In the records that follow, locate every line with "dager" and extract it.

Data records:
====
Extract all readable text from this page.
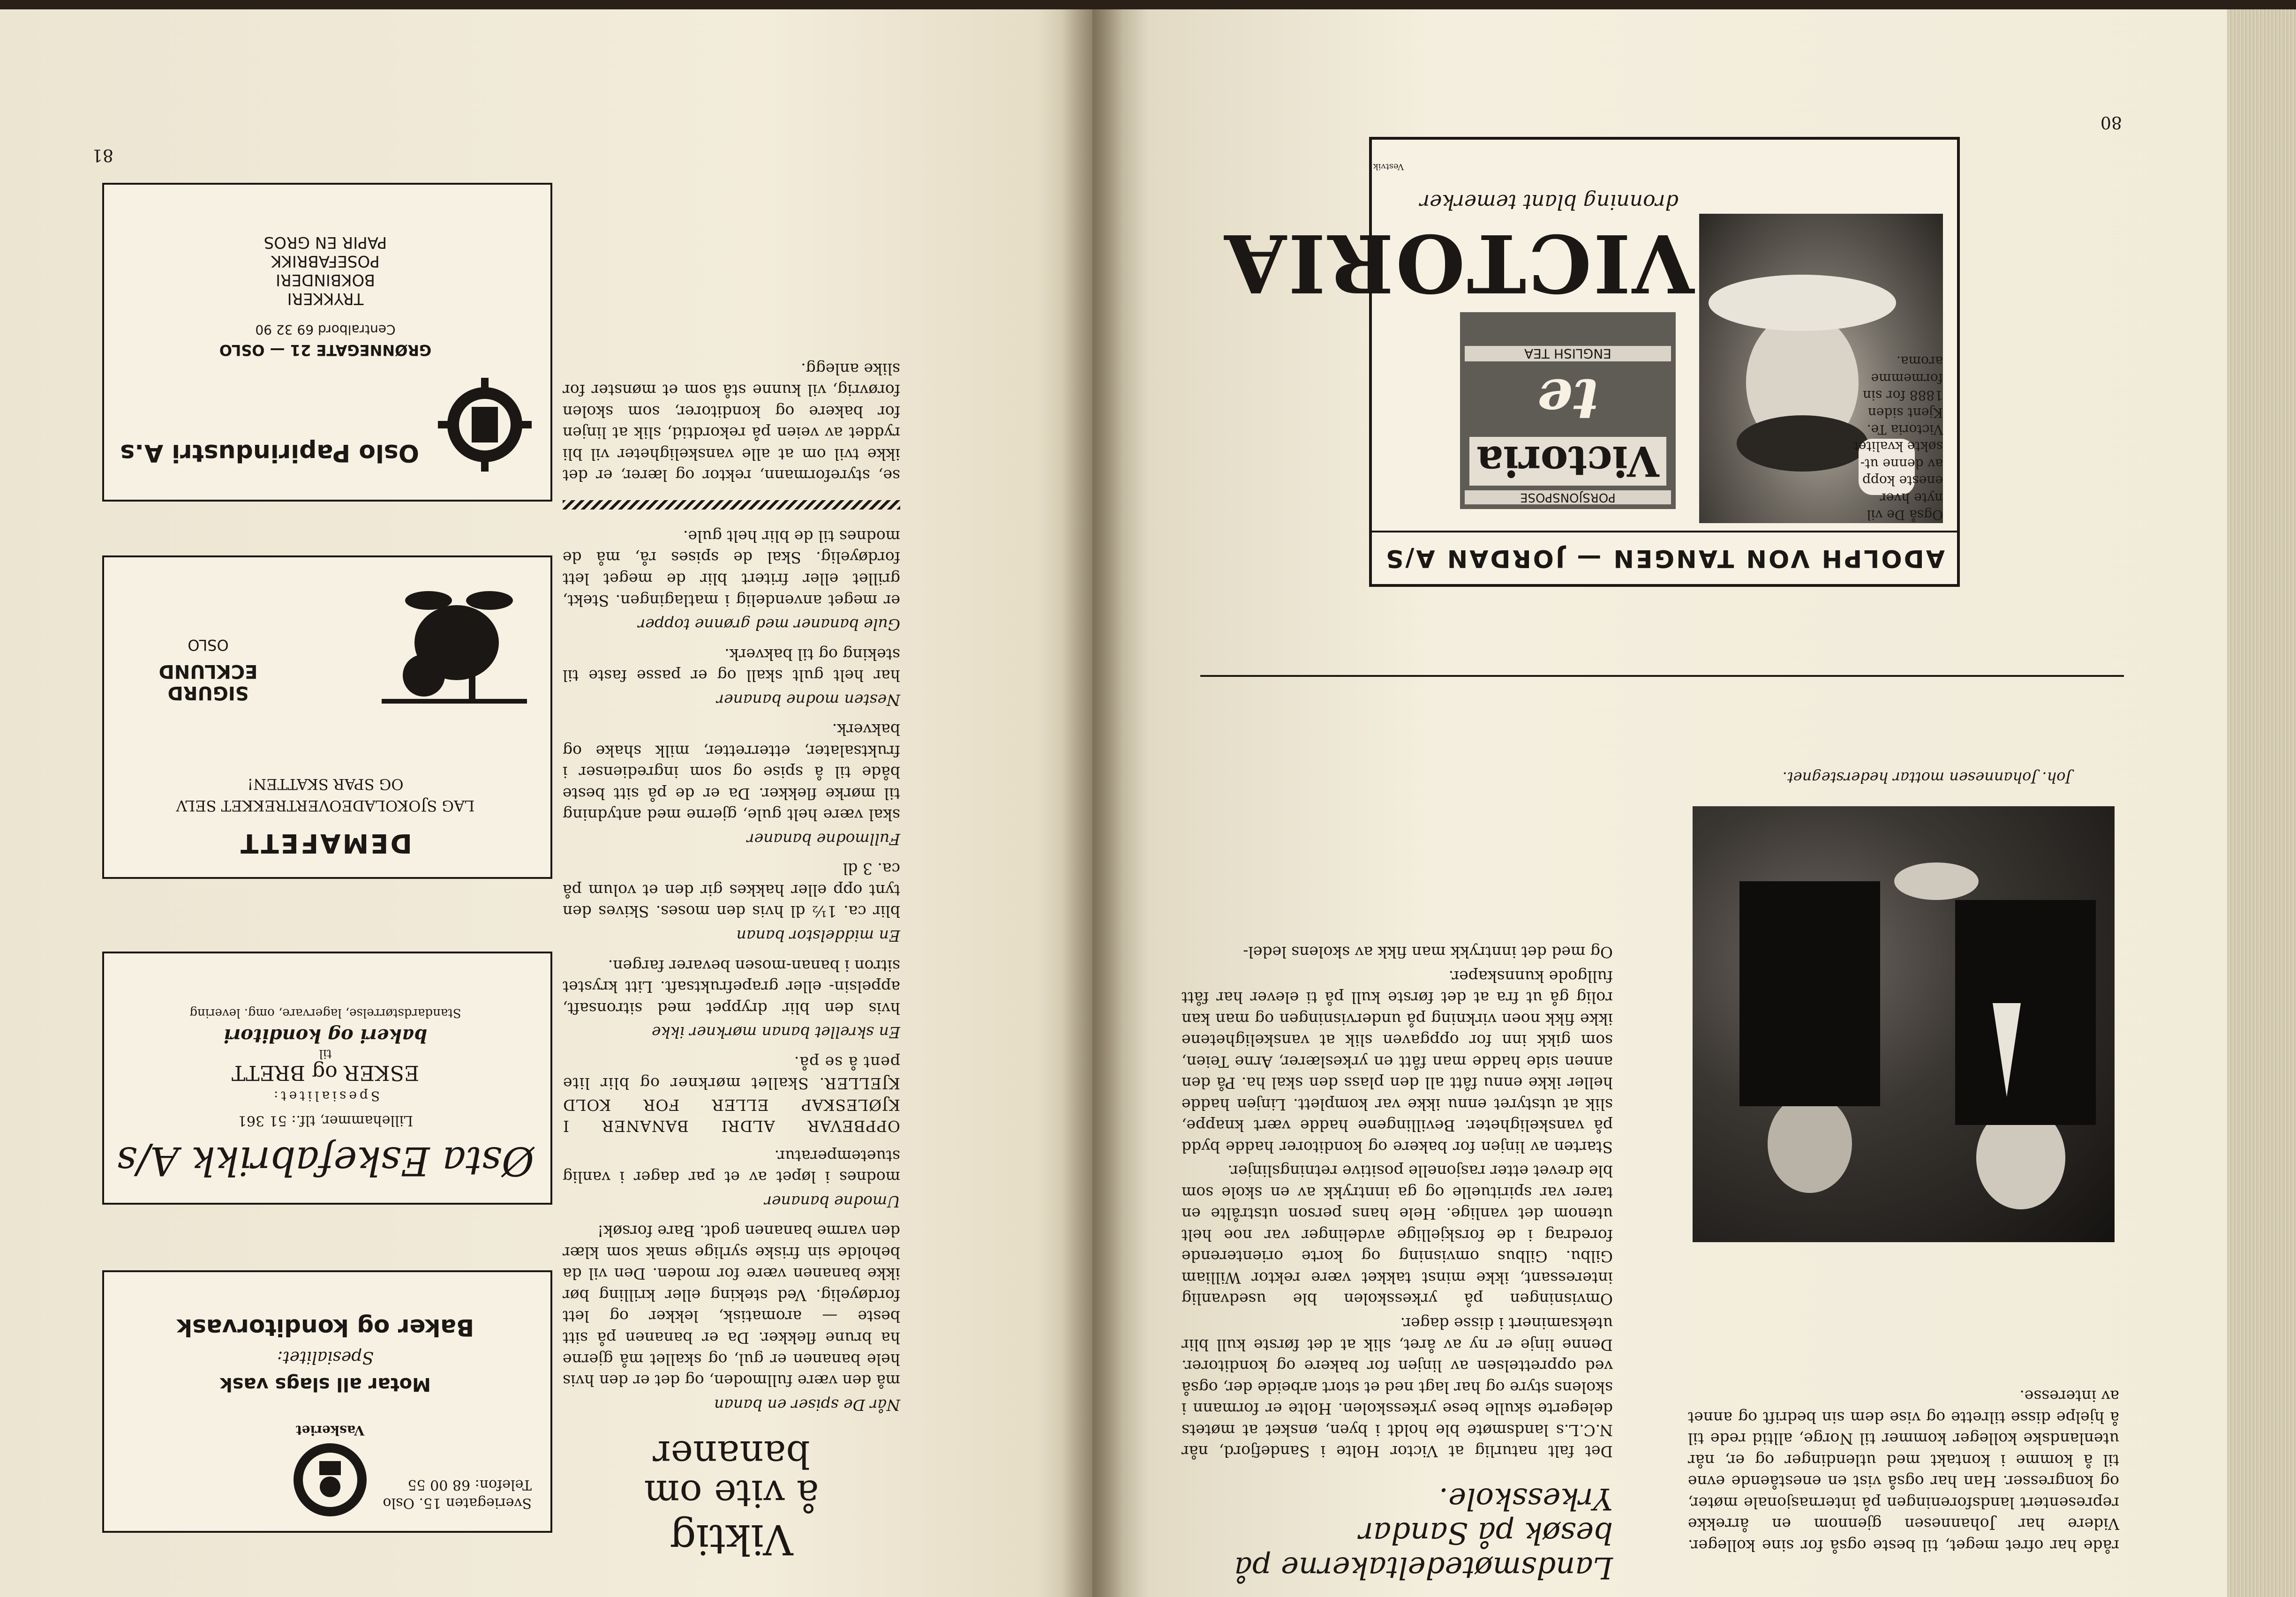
81
Viktig
å vite om bananer

Når De spiser en banan

må den være fullmoden, og det er den hvis hele bananen er gul, og skallet må gjerne ha brune flekker. Da er bananen på sitt beste — aromatisk, lekker og lett fordøyelig. Ved steking eller krilling bør ikke bananen være for moden. Den vil da beholde sin friske syrlige smak som klær den varme bananen godt. Bare forsøk!

Umodne bananer

modnes i løpet av et par dager i vanlig stuetemperatur.

OPPBEVAR ALDRI BANANER I KJØLESKAP ELLER FOR KOLD KJELLER. Skallet mørkner og blir lite pent å se på.

En skrellet banan mørkner ikke

hvis den blir dryppet med sitronsaft, appelsin- eller grapefruktsaft. Litt krystet sitron i banan-mosen bevarer fargen.

En middelstor banan

blir ca. 1½ dl hvis den moses. Skives den tynt opp eller hakkes gir den et volum på ca. 3 dl

Fullmodne bananer

skal være helt gule, gjerne med antydning til mørke flekker. Da er de på sitt beste både til å spise og som ingredienser i fruktsalater, etterretter, milk shake og bakverk.

Nesten modne bananer

har helt gult skall og er passe faste til steking og til bakverk.

Gule bananer med grønne topper

er meget anvendelig i matlagingen. Stekt, grillet eller fritert blir de meget lett fordøyelig. Skal de spises rå, må de modnes til de blir helt gule.

se, styreformann, rektor og lærer, er det ikke tvil om at alle vanskeligheter vil bli ryddet av veien på rekordtid, slik at linjen for bakere og konditorer, som skolen forøvrig, vil kunne stå som et mønster for slike anlegg.

Sveriegaten 15. Oslo
Telefon: 68 00 55
Vaskeriet
Motar all slags vask
Spesialitet:
Baker og konditorvask
Østa Eskefabrikk A/s
Lillehammer, tlf.: 51 361
Spesialitet:
ESKER og BRETT
til
bakeri og konditori
Standardstørrelse, lagervare, omg. levering
DEMAFETT
LAG SJOKOLADEOVERTREKKET SELV
OG SPAR SKATTEN!
SIGURD ECKLUND
OSLO
Oslo Papirindustri A.s
GRØNNEGATE 21 — OSLO
Centralbord 69 32 90
TRYKKERI
BOKBINDERI
POSEFABRIKK
PAPIR EN GROS
80
ADOLPH VON TANGEN — JORDAN A/S
Også De vil
nyte hver
eneste kopp
av denne ut-
søkte kvalitet
Victoria Te.
Kjent siden
1888 for sin
formemme
aroma.
PORSJONSPOSE
Victoria
te
ENGLISH TEA
VICTORIA
dronning blant temerker
Vestvik
Landsmøtedeltakerne på besøk på Sandar Yrkesskole.

Det falt naturlig at Victor Holte i Sandefjord, når N.C.L.s landsmøte ble holdt i byen, ønsket at møtets delegerte skulle bese yrkesskolen. Holte er formann i skolens styre og har lagt ned et stort arbeide der, også ved opprettelsen av linjen for bakere og konditorer. Denne linje er ny av året, slik at det første kull blir uteksaminert i disse dager.

Omvisningen på yrkesskolen ble usedvanlig interessant, ikke minst takket være rektor William Gilbu. Gilbus omvisning og korte orienterende foredrag i de forskjellige avdelinger var noe helt utenom det vanlige. Hele hans person utstrålte en tarer var spirituelle og ga inntrykk av en skole som ble drevet etter rasjonelle positive retningslinjer.

Starten av linjen for bakere og konditorer hadde bydd på vanskeligheter. Bevillingene hadde vært knappe, slik at utstyret ennu ikke var komplett. Linjen hadde heller ikke ennu fått all den plass den skal ha. På den annen side hadde man fått en yrkeslærer, Arne Teien, som gikk inn for oppgaven slik at vanskelighetene ikke fikk noen virkning på undervisningen og man kan rolig gå ut fra at det første kull på ti elever har fått fullgode kunnskaper.

Og med det inntrykk man fikk av skolens ledel-

Joh. Johannesen mottar hederstegnet.

råde har ofret meget, til beste også for sine kolleger. Videre har Johannesen gjennom en årrekke representert landsforeningen på internasjonale møter, og kongresser. Han har også vist en enestående evne til å komme i kontakt med utlendinger og er, når utenlandske kolleger kommer til Norge, alltid rede til å hjelpe disse tilrette og vise dem sin bedrift og annet av interesse.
====
Solution to the exercise:
modnes i løpet av et par dager i vanlig stuetemperatur.
Det falt naturlig at Victor Holte i Sandefjord, når N.C.L.s landsmøte ble holdt i byen, ønsket at møtets delegerte skulle bese yrkesskolen. Holte er formann i skolens styre og har lagt ned et stort arbeide der, også ved opprettelsen av linjen for bakere og konditorer. Denne linje er ny av året, slik at det første kull blir uteksaminert i disse dager.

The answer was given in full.